— Exercise prompt —
In the entries below, find every line holding the string "watermark" and collect it.

— Supplied material —
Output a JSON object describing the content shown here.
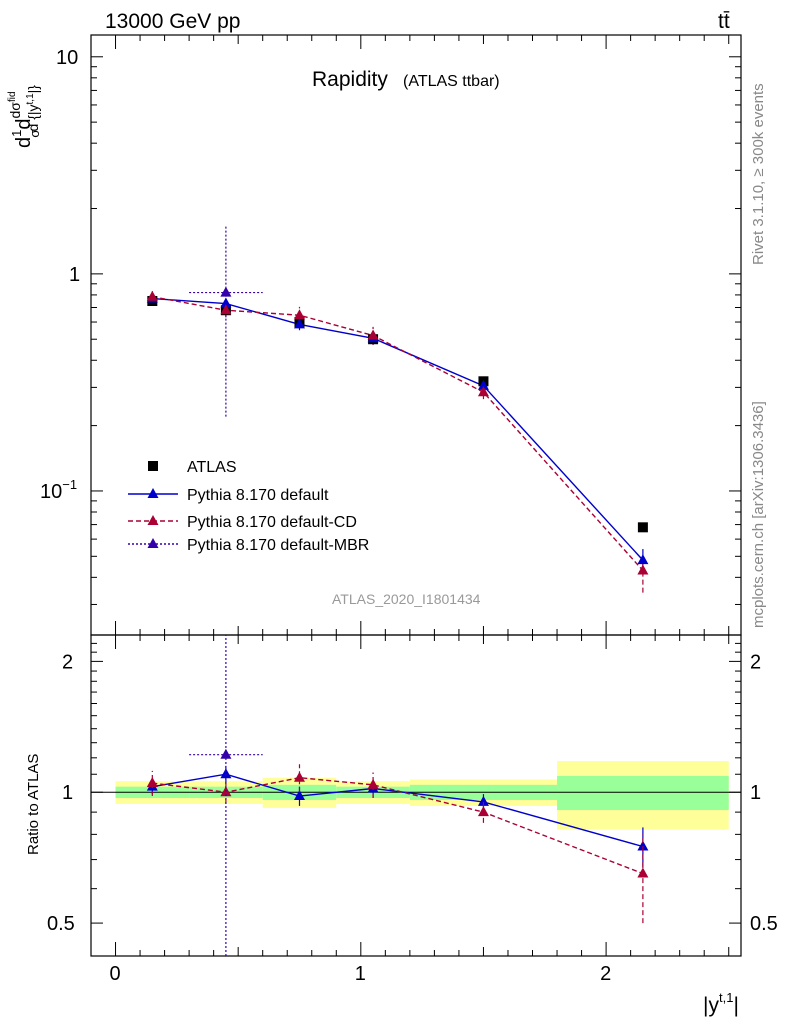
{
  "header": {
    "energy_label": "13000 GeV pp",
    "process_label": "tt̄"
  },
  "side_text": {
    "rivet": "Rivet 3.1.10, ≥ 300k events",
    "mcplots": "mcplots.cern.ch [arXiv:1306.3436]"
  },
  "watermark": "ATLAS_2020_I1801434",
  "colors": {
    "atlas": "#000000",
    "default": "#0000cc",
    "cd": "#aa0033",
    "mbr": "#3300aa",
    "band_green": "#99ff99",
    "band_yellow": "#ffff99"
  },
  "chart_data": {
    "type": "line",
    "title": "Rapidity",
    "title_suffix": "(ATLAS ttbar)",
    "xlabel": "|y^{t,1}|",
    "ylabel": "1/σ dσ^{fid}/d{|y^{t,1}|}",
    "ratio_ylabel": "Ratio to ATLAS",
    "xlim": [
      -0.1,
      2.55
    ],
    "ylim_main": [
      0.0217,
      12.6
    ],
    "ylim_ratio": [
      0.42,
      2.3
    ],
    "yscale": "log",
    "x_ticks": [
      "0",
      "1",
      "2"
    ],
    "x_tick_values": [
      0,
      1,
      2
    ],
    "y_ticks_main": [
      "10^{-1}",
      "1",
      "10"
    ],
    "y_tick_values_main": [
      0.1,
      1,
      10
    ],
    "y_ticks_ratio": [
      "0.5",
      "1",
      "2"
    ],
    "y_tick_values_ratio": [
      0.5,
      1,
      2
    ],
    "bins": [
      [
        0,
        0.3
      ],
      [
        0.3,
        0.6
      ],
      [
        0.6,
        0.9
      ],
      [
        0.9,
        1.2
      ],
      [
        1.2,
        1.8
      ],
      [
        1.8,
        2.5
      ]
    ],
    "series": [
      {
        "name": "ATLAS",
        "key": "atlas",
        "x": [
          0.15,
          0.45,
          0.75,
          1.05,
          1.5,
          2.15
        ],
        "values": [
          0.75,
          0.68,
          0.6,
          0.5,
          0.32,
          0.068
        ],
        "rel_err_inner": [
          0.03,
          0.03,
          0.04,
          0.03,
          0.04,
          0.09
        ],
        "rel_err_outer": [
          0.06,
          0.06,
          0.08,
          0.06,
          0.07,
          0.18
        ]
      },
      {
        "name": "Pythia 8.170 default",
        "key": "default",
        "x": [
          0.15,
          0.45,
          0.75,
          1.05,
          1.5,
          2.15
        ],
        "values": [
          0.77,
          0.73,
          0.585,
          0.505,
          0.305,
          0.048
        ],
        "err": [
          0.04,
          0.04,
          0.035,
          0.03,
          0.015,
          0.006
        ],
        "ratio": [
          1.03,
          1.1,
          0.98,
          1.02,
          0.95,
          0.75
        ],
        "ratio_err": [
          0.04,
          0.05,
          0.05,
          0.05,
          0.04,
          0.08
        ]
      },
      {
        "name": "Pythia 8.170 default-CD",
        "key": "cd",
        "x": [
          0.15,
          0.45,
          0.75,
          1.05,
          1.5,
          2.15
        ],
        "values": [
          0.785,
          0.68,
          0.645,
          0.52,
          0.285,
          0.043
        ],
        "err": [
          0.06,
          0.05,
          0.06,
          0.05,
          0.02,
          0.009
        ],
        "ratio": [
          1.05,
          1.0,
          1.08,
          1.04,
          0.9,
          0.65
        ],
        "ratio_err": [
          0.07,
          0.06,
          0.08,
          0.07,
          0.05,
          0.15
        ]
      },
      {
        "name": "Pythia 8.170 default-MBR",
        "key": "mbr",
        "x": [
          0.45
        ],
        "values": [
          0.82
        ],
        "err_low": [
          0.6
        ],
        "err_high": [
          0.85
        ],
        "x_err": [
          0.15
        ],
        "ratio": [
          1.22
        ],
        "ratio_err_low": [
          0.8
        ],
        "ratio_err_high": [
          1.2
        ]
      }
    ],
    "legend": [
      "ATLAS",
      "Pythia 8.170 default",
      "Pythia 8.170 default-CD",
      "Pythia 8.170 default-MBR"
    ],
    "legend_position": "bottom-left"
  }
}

...

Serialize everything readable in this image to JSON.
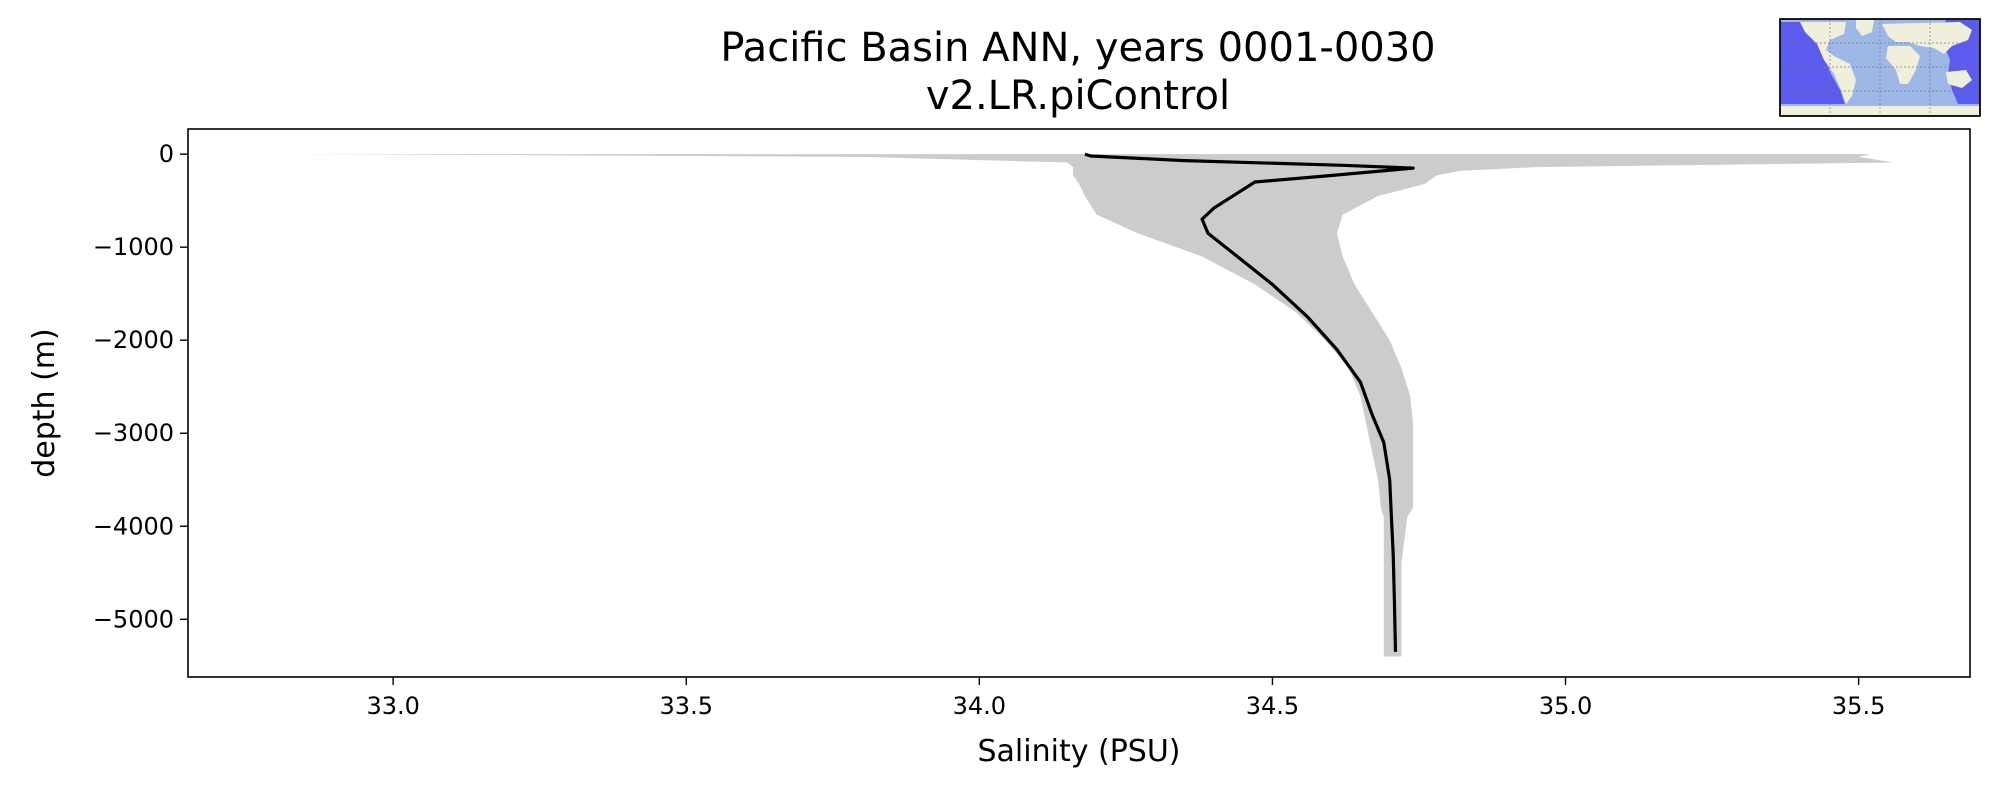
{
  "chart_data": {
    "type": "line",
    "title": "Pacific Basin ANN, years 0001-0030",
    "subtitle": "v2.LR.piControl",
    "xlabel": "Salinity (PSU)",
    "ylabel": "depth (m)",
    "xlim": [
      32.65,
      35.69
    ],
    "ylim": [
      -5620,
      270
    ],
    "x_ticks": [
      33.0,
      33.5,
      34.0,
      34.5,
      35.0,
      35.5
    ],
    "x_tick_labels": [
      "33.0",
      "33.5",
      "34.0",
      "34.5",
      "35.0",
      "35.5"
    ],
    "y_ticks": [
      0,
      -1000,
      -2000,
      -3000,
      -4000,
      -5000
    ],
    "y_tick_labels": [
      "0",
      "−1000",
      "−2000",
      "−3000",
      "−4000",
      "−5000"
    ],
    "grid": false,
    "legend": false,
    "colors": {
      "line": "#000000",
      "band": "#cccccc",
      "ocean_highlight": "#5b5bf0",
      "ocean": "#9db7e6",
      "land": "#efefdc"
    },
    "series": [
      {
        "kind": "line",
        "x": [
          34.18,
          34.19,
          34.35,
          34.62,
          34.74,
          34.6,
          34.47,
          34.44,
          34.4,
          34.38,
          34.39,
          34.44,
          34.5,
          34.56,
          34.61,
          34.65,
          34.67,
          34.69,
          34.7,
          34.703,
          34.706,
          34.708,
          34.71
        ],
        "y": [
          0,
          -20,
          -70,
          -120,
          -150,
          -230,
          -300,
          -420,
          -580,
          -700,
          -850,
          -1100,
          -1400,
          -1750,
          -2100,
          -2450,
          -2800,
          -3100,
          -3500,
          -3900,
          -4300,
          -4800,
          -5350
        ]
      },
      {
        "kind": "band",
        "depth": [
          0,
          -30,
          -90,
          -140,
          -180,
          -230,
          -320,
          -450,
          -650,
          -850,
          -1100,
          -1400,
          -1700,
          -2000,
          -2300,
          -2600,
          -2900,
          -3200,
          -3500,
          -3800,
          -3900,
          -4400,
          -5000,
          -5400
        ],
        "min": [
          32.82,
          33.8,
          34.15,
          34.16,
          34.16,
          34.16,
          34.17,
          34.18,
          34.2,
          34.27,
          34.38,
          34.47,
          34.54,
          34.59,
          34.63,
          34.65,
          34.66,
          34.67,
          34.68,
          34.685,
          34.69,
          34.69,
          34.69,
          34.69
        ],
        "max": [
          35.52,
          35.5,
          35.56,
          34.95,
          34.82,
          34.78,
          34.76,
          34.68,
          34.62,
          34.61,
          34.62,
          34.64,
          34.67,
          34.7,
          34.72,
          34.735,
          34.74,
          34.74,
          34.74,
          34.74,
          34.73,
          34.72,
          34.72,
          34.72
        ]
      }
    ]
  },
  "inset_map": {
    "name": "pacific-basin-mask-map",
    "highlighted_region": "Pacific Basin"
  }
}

==

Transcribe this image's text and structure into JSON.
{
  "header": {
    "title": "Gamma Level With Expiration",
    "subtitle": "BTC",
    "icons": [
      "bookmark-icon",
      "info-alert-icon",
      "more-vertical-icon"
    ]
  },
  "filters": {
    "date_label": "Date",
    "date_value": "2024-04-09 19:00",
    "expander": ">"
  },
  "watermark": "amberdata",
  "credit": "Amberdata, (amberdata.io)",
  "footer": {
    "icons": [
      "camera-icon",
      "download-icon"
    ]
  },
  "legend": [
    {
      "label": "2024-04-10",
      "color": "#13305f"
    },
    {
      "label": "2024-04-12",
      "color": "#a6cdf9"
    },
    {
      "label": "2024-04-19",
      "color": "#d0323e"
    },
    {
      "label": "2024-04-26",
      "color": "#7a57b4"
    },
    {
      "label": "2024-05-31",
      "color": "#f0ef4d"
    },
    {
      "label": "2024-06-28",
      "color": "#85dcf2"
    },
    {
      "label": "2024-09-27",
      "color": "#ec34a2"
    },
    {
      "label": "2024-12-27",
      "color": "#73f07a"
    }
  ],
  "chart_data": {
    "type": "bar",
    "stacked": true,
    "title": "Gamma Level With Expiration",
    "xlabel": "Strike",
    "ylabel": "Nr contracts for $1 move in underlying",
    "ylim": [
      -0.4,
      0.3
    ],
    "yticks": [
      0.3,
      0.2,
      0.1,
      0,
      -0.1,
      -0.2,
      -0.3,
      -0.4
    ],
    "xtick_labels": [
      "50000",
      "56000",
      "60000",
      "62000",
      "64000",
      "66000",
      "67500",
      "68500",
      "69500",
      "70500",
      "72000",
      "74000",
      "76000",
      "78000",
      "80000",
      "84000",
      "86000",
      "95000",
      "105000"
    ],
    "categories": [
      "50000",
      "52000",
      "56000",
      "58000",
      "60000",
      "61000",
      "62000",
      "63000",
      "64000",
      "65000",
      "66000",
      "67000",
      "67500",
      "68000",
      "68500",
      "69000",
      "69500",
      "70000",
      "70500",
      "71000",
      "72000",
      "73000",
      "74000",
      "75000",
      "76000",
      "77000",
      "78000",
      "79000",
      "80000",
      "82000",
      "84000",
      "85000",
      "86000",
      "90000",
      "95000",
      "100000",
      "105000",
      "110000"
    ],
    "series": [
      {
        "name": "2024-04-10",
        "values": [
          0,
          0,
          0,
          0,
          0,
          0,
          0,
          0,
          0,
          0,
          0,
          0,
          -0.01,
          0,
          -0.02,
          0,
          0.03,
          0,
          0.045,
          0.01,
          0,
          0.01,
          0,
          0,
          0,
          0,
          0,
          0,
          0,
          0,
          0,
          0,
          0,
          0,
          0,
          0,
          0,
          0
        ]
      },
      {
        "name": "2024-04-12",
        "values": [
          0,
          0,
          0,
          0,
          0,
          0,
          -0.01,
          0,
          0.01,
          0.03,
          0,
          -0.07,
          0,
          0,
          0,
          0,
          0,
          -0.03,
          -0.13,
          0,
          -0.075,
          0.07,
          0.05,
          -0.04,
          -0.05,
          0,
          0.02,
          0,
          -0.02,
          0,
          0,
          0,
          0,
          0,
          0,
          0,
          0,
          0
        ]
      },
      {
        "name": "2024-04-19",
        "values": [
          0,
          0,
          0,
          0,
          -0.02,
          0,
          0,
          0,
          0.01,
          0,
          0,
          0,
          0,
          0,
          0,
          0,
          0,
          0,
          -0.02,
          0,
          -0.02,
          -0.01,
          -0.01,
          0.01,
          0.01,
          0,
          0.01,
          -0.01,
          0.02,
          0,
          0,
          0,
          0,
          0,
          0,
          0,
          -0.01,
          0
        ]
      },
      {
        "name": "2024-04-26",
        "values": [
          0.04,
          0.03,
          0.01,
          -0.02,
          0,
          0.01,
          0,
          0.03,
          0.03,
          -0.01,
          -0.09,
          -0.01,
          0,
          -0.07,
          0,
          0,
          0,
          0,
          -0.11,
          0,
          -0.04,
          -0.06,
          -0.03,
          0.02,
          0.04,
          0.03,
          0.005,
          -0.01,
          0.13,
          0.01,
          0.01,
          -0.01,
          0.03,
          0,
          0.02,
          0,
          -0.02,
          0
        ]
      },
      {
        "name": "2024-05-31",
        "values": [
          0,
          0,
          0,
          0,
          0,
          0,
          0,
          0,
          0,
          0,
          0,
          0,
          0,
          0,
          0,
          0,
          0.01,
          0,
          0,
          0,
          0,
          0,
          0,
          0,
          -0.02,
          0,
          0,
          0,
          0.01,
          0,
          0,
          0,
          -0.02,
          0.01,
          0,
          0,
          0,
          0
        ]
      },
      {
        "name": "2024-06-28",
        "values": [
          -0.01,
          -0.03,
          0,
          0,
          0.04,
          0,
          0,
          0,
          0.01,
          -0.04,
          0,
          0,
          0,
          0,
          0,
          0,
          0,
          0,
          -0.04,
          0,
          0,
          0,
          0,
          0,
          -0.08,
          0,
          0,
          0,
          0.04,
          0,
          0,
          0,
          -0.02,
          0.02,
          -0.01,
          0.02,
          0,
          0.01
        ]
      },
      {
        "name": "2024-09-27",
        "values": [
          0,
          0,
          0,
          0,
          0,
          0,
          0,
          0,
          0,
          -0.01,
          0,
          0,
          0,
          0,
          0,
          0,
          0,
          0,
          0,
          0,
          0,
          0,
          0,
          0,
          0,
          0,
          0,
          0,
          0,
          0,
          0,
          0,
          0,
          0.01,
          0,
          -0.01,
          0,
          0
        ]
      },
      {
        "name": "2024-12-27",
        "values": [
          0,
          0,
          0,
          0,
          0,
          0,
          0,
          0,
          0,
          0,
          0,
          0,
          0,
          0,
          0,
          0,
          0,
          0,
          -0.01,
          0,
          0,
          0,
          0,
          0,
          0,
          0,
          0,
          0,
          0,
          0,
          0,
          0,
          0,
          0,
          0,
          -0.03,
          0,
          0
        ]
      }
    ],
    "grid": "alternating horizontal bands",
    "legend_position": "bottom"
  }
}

— The reply —
  "watermark": "ATLAS_2020_I1801434",
  "watermark": "amberdata",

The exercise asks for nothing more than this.